## [What is asked]
Below are records; work out how many of their lines hold the string "vulnerabili" and give that number alone.

'''

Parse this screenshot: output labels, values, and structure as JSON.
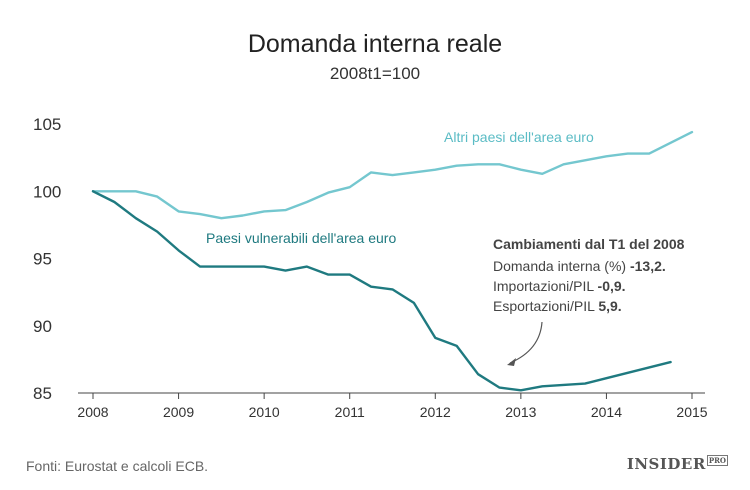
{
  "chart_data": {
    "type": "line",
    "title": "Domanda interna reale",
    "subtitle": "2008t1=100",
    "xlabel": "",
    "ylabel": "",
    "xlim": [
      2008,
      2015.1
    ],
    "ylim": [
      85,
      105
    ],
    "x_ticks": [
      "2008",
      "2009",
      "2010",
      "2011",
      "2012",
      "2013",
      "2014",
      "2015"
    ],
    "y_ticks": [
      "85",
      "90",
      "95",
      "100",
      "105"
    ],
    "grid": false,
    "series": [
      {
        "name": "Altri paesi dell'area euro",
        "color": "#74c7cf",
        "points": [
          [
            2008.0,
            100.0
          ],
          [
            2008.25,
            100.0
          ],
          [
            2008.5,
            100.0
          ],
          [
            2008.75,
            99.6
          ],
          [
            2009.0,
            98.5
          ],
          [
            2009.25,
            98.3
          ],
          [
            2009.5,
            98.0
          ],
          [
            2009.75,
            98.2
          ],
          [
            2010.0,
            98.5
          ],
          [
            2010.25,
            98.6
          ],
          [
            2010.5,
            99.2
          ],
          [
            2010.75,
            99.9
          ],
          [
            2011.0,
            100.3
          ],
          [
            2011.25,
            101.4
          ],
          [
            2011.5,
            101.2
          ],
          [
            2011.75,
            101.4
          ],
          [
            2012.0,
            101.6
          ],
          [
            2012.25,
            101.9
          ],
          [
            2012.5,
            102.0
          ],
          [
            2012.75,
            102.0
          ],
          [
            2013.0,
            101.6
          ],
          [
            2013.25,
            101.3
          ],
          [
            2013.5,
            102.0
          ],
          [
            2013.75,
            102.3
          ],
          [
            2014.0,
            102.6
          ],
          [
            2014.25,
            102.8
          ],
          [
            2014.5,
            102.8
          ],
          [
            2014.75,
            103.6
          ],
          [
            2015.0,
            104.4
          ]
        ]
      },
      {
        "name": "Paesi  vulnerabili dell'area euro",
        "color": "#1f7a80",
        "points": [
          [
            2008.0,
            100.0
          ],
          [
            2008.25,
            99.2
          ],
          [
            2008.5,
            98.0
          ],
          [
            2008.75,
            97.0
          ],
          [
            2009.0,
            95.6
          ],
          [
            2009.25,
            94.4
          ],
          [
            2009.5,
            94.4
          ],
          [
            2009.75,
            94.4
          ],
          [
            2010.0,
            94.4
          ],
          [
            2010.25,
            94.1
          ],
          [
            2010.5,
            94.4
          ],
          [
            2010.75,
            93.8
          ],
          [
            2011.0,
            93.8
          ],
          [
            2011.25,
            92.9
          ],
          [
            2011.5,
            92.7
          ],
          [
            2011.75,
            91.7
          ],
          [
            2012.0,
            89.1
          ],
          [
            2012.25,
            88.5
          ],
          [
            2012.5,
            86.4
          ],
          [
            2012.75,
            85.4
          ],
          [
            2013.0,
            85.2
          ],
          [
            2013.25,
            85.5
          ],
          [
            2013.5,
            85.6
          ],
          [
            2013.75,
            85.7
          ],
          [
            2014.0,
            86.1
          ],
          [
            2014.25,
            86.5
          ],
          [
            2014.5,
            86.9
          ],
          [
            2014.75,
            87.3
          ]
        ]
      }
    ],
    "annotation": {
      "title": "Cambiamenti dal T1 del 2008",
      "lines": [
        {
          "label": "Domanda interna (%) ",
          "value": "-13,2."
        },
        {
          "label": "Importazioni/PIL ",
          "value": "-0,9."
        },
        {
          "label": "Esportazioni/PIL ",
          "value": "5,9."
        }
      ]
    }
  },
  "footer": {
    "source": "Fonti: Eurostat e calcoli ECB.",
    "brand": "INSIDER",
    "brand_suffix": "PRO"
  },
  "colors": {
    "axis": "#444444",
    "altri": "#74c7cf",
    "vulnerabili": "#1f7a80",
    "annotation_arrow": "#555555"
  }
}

'''

## [Output below]
2